=== SUPPLIED DATA ===
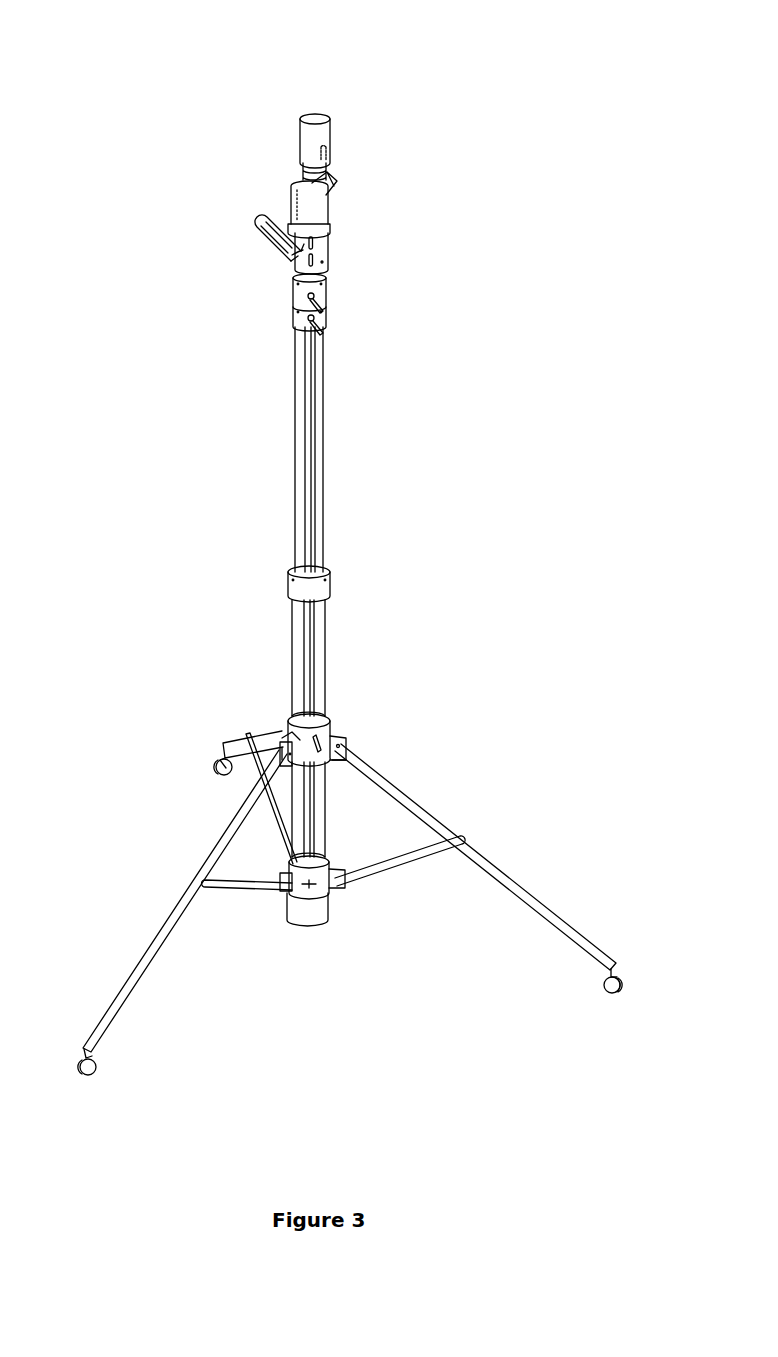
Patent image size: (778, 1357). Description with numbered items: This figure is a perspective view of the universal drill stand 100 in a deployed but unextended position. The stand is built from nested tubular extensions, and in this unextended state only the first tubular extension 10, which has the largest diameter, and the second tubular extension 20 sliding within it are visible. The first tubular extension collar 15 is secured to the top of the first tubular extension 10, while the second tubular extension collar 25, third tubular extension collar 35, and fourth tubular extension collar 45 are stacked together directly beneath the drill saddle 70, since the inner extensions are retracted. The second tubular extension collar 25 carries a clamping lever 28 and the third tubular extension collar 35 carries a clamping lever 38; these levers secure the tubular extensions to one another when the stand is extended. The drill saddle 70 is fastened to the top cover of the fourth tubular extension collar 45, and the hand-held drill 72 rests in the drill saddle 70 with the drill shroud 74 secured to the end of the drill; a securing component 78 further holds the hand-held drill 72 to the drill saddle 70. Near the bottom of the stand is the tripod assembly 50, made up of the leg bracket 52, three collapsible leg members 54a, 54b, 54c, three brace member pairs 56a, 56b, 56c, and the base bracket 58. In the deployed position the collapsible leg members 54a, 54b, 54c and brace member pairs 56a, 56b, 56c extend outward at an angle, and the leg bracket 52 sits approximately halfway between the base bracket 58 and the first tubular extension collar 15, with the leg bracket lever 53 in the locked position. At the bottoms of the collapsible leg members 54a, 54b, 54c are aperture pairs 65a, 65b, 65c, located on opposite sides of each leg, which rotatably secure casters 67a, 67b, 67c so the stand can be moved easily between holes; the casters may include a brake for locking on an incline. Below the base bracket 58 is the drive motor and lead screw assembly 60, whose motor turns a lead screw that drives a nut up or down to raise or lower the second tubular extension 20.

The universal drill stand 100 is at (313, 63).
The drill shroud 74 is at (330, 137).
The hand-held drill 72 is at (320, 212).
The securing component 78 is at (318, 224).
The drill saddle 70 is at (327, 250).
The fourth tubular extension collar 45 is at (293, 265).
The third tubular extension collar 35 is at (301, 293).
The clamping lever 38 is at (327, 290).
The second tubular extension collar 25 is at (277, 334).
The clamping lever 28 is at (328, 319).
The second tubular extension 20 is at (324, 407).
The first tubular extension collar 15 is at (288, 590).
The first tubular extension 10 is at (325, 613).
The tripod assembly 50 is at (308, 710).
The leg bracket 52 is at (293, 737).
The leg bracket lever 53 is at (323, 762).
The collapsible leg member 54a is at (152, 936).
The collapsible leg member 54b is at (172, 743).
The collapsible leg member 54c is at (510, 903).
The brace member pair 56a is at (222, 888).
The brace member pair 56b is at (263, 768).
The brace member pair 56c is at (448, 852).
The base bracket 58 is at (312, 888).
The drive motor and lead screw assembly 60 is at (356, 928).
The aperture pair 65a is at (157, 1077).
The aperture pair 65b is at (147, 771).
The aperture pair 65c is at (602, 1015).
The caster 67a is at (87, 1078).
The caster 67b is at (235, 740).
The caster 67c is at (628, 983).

=== GIVEN TASK ===
Reproduce the items above with "telescoping" substituted for "nested" and everything else unchanged. Leave the pictures out.

=== RESULT OF THE TASK ===
Patent image size: (778, 1357). Description with numbered items: This figure is a perspective view of the universal drill stand 100 in a deployed but unextended position. The stand is built from telescoping tubular extensions, and in this unextended state only the first tubular extension 10, which has the largest diameter, and the second tubular extension 20 sliding within it are visible. The first tubular extension collar 15 is secured to the top of the first tubular extension 10, while the second tubular extension collar 25, third tubular extension collar 35, and fourth tubular extension collar 45 are stacked together directly beneath the drill saddle 70, since the inner extensions are retracted. The second tubular extension collar 25 carries a clamping lever 28 and the third tubular extension collar 35 carries a clamping lever 38; these levers secure the tubular extensions to one another when the stand is extended. The drill saddle 70 is fastened to the top cover of the fourth tubular extension collar 45, and the hand-held drill 72 rests in the drill saddle 70 with the drill shroud 74 secured to the end of the drill; a securing component 78 further holds the hand-held drill 72 to the drill saddle 70. Near the bottom of the stand is the tripod assembly 50, made up of the leg bracket 52, three collapsible leg members 54a, 54b, 54c, three brace member pairs 56a, 56b, 56c, and the base bracket 58. In the deployed position the collapsible leg members 54a, 54b, 54c and brace member pairs 56a, 56b, 56c extend outward at an angle, and the leg bracket 52 sits approximately halfway between the base bracket 58 and the first tubular extension collar 15, with the leg bracket lever 53 in the locked position. At the bottoms of the collapsible leg members 54a, 54b, 54c are aperture pairs 65a, 65b, 65c, located on opposite sides of each leg, which rotatably secure casters 67a, 67b, 67c so the stand can be moved easily between holes; the casters may include a brake for locking on an incline. Below the base bracket 58 is the drive motor and lead screw assembly 60, whose motor turns a lead screw that drives a nut up or down to raise or lower the second tubular extension 20.

The universal drill stand 100 is at (313, 63).
The drill shroud 74 is at (330, 137).
The hand-held drill 72 is at (320, 212).
The securing component 78 is at (318, 224).
The drill saddle 70 is at (327, 250).
The fourth tubular extension collar 45 is at (293, 265).
The third tubular extension collar 35 is at (301, 293).
The clamping lever 38 is at (327, 290).
The second tubular extension collar 25 is at (277, 334).
The clamping lever 28 is at (328, 319).
The second tubular extension 20 is at (324, 407).
The first tubular extension collar 15 is at (288, 590).
The first tubular extension 10 is at (325, 613).
The tripod assembly 50 is at (308, 710).
The leg bracket 52 is at (293, 737).
The leg bracket lever 53 is at (323, 762).
The collapsible leg member 54a is at (152, 936).
The collapsible leg member 54b is at (172, 743).
The collapsible leg member 54c is at (510, 903).
The brace member pair 56a is at (222, 888).
The brace member pair 56b is at (263, 768).
The brace member pair 56c is at (448, 852).
The base bracket 58 is at (312, 888).
The drive motor and lead screw assembly 60 is at (356, 928).
The aperture pair 65a is at (157, 1077).
The aperture pair 65b is at (147, 771).
The aperture pair 65c is at (602, 1015).
The caster 67a is at (87, 1078).
The caster 67b is at (235, 740).
The caster 67c is at (628, 983).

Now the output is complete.